**MATERIAL PROVIDED**:

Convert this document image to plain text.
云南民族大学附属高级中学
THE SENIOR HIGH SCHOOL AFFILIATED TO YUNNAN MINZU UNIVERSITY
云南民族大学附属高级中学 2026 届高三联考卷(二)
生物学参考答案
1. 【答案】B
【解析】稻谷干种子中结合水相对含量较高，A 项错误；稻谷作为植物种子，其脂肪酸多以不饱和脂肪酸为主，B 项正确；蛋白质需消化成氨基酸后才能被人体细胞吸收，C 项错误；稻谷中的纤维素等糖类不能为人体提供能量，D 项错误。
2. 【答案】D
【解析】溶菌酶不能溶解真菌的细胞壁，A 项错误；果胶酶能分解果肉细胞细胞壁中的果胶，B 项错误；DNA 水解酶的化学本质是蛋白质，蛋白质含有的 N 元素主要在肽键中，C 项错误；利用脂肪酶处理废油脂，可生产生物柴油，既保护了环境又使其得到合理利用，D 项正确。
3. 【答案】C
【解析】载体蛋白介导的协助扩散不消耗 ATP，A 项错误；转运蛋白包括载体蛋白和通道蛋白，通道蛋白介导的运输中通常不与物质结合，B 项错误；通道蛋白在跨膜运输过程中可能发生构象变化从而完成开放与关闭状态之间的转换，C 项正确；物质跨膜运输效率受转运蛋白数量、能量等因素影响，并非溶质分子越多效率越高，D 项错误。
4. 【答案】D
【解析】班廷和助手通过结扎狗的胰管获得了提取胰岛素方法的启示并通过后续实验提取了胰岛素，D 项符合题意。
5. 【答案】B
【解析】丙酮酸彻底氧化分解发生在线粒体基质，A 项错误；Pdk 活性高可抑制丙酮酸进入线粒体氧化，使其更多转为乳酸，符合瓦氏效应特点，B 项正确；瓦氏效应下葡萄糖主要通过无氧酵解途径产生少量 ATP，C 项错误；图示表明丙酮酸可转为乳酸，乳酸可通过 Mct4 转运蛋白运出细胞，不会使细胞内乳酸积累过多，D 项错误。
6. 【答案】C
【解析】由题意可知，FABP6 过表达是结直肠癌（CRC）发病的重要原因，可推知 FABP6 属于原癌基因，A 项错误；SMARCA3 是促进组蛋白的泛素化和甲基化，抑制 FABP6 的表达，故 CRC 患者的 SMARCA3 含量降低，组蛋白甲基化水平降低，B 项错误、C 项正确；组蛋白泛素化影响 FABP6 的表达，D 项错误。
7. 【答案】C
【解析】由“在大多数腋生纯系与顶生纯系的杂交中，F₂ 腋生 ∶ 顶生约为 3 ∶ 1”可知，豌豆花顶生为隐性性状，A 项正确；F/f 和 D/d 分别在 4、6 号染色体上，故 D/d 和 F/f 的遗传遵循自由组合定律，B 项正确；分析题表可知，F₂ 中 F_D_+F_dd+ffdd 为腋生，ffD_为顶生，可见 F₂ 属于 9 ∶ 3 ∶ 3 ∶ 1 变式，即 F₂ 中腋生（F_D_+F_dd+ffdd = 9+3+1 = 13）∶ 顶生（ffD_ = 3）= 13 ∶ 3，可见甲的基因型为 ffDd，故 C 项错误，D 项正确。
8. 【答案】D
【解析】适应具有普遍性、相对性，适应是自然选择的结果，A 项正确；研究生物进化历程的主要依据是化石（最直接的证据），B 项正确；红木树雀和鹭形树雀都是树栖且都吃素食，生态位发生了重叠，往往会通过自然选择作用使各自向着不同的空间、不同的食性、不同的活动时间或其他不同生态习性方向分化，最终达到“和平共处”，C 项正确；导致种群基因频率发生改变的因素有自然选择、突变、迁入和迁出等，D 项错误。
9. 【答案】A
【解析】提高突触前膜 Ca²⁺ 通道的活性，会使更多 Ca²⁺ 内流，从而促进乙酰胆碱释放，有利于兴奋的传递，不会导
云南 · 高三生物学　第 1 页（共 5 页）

**EXERCISE DETAILS**: Please restate the data word for word, every record included.

**FINISHED TASK**:
Convert this document image to plain text.
云南民族大学附属高级中学
THE SENIOR HIGH SCHOOL AFFILIATED TO YUNNAN MINZU UNIVERSITY
云南民族大学附属高级中学 2026 届高三联考卷(二)
生物学参考答案
1. 【答案】B
【解析】稻谷干种子中结合水相对含量较高，A 项错误；稻谷作为植物种子，其脂肪酸多以不饱和脂肪酸为主，B 项正确；蛋白质需消化成氨基酸后才能被人体细胞吸收，C 项错误；稻谷中的纤维素等糖类不能为人体提供能量，D 项错误。
2. 【答案】D
【解析】溶菌酶不能溶解真菌的细胞壁，A 项错误；果胶酶能分解果肉细胞细胞壁中的果胶，B 项错误；DNA 水解酶的化学本质是蛋白质，蛋白质含有的 N 元素主要在肽键中，C 项错误；利用脂肪酶处理废油脂，可生产生物柴油，既保护了环境又使其得到合理利用，D 项正确。
3. 【答案】C
【解析】载体蛋白介导的协助扩散不消耗 ATP，A 项错误；转运蛋白包括载体蛋白和通道蛋白，通道蛋白介导的运输中通常不与物质结合，B 项错误；通道蛋白在跨膜运输过程中可能发生构象变化从而完成开放与关闭状态之间的转换，C 项正确；物质跨膜运输效率受转运蛋白数量、能量等因素影响，并非溶质分子越多效率越高，D 项错误。
4. 【答案】D
【解析】班廷和助手通过结扎狗的胰管获得了提取胰岛素方法的启示并通过后续实验提取了胰岛素，D 项符合题意。
5. 【答案】B
【解析】丙酮酸彻底氧化分解发生在线粒体基质，A 项错误；Pdk 活性高可抑制丙酮酸进入线粒体氧化，使其更多转为乳酸，符合瓦氏效应特点，B 项正确；瓦氏效应下葡萄糖主要通过无氧酵解途径产生少量 ATP，C 项错误；图示表明丙酮酸可转为乳酸，乳酸可通过 Mct4 转运蛋白运出细胞，不会使细胞内乳酸积累过多，D 项错误。
6. 【答案】C
【解析】由题意可知，FABP6 过表达是结直肠癌（CRC）发病的重要原因，可推知 FABP6 属于原癌基因，A 项错误；SMARCA3 是促进组蛋白的泛素化和甲基化，抑制 FABP6 的表达，故 CRC 患者的 SMARCA3 含量降低，组蛋白甲基化水平降低，B 项错误、C 项正确；组蛋白泛素化影响 FABP6 的表达，D 项错误。
7. 【答案】C
【解析】由“在大多数腋生纯系与顶生纯系的杂交中，F₂ 腋生 ∶ 顶生约为 3 ∶ 1”可知，豌豆花顶生为隐性性状，A 项正确；F/f 和 D/d 分别在 4、6 号染色体上，故 D/d 和 F/f 的遗传遵循自由组合定律，B 项正确；分析题表可知，F₂ 中 F_D_+F_dd+ffdd 为腋生，ffD_为顶生，可见 F₂ 属于 9 ∶ 3 ∶ 3 ∶ 1 变式，即 F₂ 中腋生（F_D_+F_dd+ffdd = 9+3+1 = 13）∶ 顶生（ffD_ = 3）= 13 ∶ 3，可见甲的基因型为 ffDd，故 C 项错误，D 项正确。
8. 【答案】D
【解析】适应具有普遍性、相对性，适应是自然选择的结果，A 项正确；研究生物进化历程的主要依据是化石（最直接的证据），B 项正确；红木树雀和鹭形树雀都是树栖且都吃素食，生态位发生了重叠，往往会通过自然选择作用使各自向着不同的空间、不同的食性、不同的活动时间或其他不同生态习性方向分化，最终达到“和平共处”，C 项正确；导致种群基因频率发生改变的因素有自然选择、突变、迁入和迁出等，D 项错误。
9. 【答案】A
【解析】提高突触前膜 Ca²⁺ 通道的活性，会使更多 Ca²⁺ 内流，从而促进乙酰胆碱释放，有利于兴奋的传递，不会导
云南 · 高三生物学　第 1 页（共 5 页）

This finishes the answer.